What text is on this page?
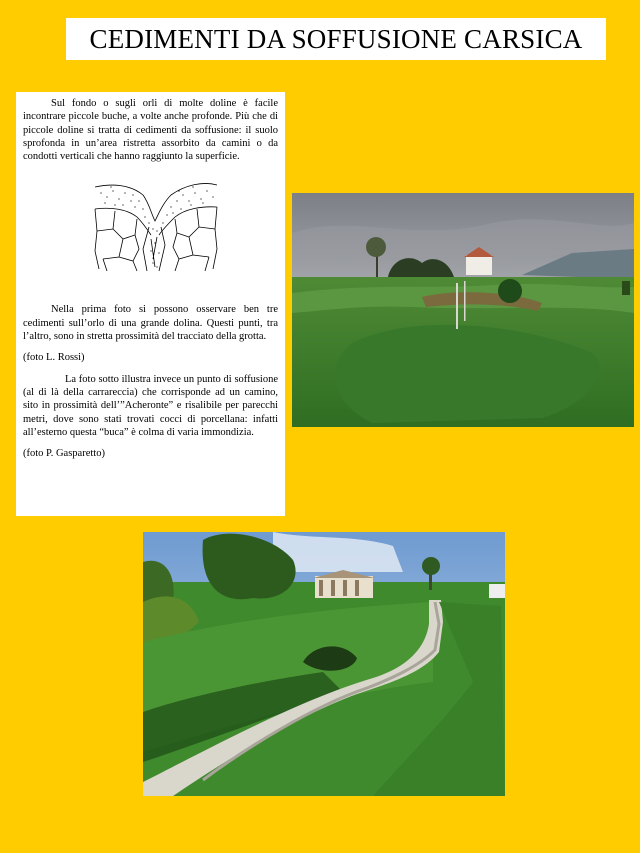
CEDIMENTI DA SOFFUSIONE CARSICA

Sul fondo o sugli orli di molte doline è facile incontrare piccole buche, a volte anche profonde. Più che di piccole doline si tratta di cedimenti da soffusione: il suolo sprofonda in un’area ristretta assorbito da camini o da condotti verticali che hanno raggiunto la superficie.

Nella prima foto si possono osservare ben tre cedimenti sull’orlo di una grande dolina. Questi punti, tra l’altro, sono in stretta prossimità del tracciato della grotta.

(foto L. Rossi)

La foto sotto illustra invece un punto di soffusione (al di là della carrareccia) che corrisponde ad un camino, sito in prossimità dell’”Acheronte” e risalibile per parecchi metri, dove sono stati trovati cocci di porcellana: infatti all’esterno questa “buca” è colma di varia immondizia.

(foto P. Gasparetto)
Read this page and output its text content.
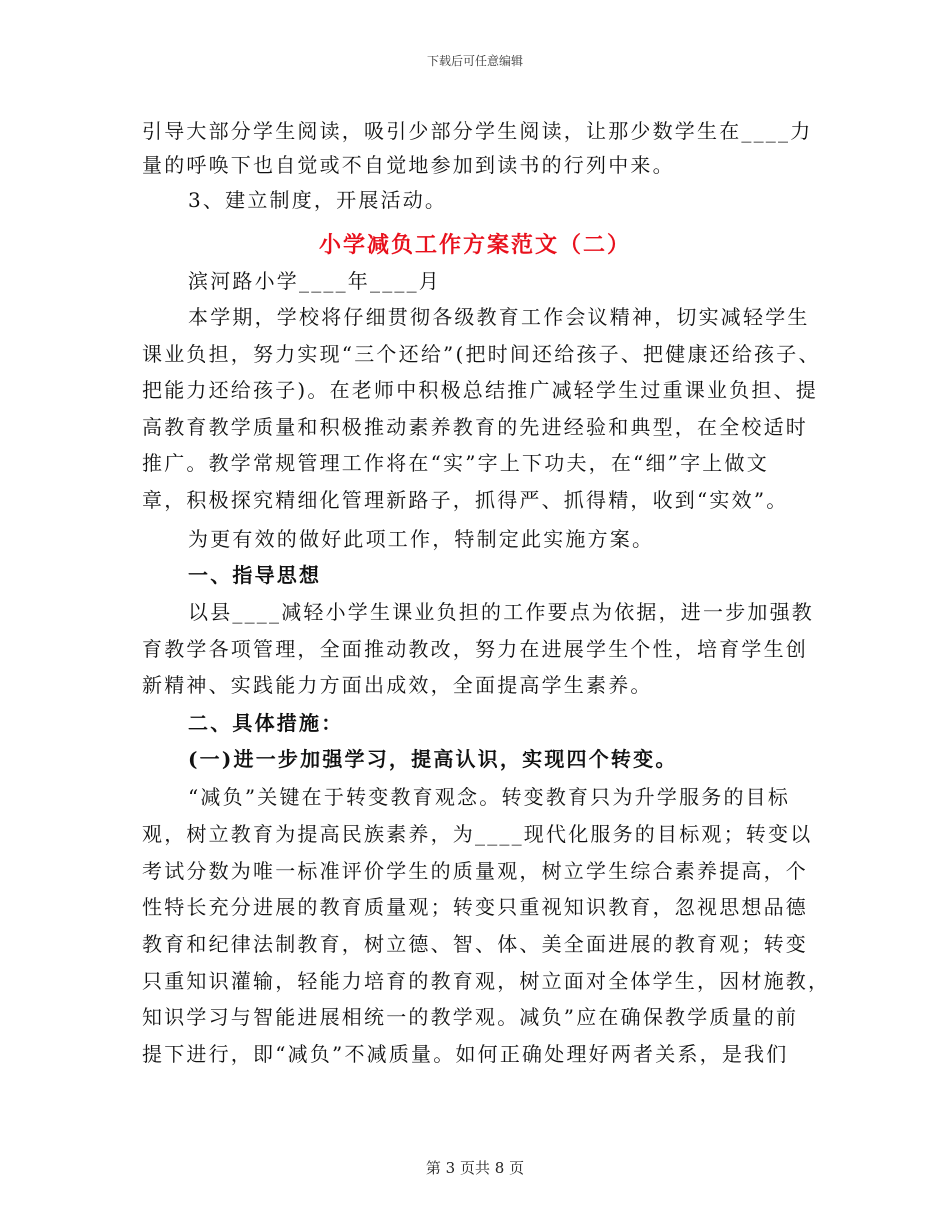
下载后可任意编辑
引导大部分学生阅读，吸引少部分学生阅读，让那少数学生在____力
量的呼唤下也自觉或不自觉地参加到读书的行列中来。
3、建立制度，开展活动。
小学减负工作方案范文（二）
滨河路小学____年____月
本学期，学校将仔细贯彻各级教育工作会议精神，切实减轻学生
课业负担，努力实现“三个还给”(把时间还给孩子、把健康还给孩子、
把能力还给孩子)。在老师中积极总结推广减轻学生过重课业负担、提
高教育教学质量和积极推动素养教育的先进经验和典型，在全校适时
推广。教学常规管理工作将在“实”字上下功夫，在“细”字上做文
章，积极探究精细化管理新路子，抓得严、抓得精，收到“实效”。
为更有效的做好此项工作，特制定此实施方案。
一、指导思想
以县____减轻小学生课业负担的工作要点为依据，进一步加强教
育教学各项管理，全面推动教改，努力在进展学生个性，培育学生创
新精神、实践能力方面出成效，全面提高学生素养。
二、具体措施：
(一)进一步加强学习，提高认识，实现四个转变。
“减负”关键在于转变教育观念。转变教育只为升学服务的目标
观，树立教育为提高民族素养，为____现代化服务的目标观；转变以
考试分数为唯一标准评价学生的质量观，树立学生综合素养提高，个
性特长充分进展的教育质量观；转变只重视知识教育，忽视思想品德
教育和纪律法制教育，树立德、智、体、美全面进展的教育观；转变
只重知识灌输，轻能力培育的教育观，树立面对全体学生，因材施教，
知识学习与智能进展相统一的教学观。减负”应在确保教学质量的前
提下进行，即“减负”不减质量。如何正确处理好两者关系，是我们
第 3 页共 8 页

____

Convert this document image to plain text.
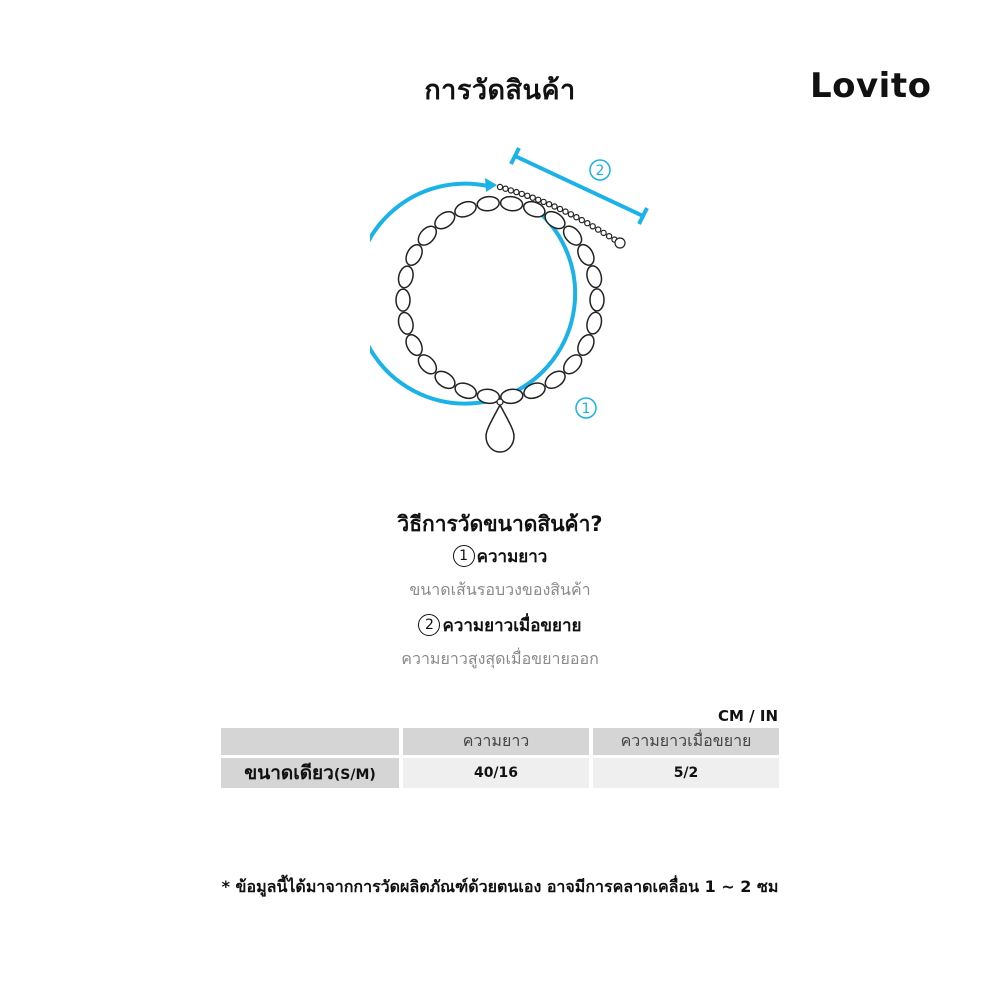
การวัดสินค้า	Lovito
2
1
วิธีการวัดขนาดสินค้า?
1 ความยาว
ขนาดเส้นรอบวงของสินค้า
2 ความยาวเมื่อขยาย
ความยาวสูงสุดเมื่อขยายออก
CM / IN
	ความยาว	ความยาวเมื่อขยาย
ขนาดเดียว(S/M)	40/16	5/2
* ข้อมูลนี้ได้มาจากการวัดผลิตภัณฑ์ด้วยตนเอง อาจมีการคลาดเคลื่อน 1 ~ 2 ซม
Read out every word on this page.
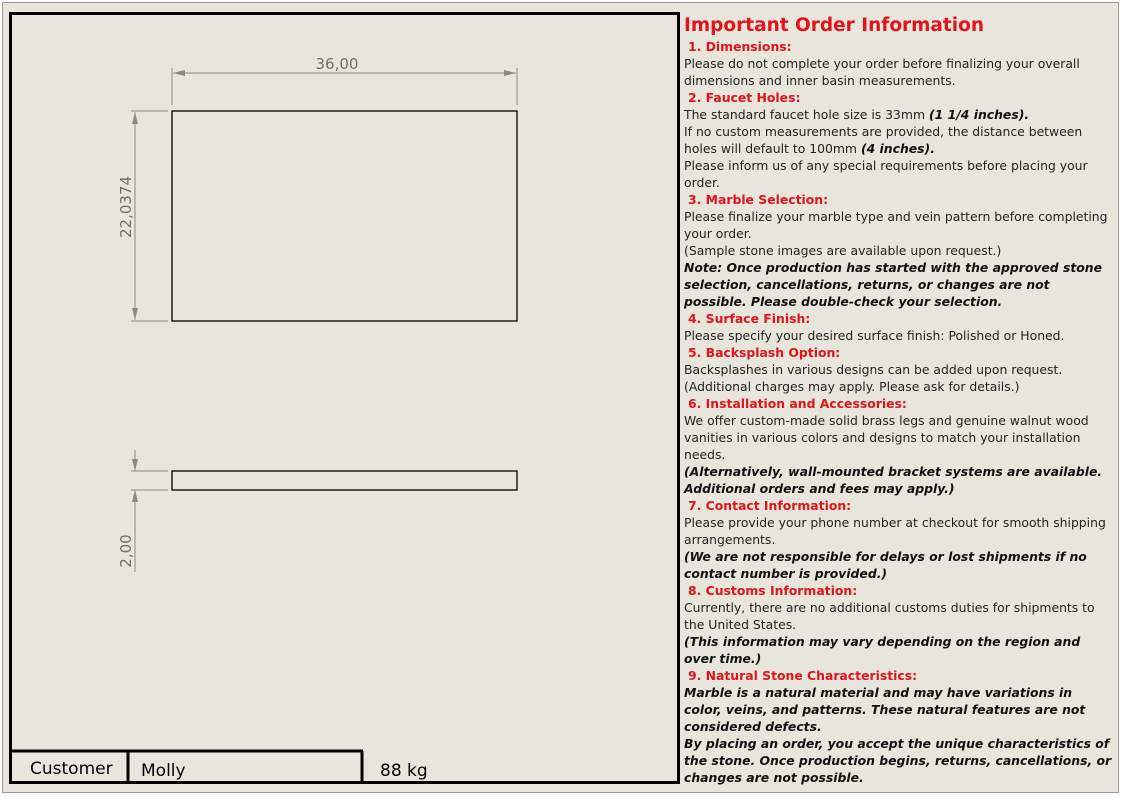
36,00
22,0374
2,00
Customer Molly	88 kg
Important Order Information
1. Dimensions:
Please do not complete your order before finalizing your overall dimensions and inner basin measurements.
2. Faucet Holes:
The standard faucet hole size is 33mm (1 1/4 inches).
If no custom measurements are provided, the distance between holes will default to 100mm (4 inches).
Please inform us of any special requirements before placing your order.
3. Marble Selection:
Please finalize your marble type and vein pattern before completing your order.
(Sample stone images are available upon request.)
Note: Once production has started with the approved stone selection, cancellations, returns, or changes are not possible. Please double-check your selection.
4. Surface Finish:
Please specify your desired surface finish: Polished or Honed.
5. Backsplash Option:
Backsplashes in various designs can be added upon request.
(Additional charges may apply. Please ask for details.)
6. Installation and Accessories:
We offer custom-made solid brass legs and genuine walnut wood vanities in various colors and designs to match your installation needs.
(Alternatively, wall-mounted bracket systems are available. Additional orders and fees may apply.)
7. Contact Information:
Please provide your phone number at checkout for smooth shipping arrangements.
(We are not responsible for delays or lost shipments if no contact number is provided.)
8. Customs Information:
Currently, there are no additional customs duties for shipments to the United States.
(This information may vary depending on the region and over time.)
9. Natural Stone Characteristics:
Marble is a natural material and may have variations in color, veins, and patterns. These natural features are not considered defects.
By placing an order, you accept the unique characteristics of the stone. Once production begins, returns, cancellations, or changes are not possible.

____

## [DIRECTIVE]
Gather all the lines that include the word "foto" and copy them out.

## [ANSWER TO THIS EXERCISE]
Nella prima foto si possono osservare ben tre cedimenti sull’orlo di una grande dolina. Questi punti, tra l’altro, sono in stretta prossimità del tracciato della grotta.
(foto L. Rossi)
La foto sotto illustra invece un punto di soffusione (al di là della carrareccia) che corrisponde ad un camino, sito in prossimità dell’”Acheronte” e risalibile per parecchi metri, dove sono stati trovati cocci di porcellana: infatti all’esterno questa “buca” è colma di varia immondizia.
(foto P. Gasparetto)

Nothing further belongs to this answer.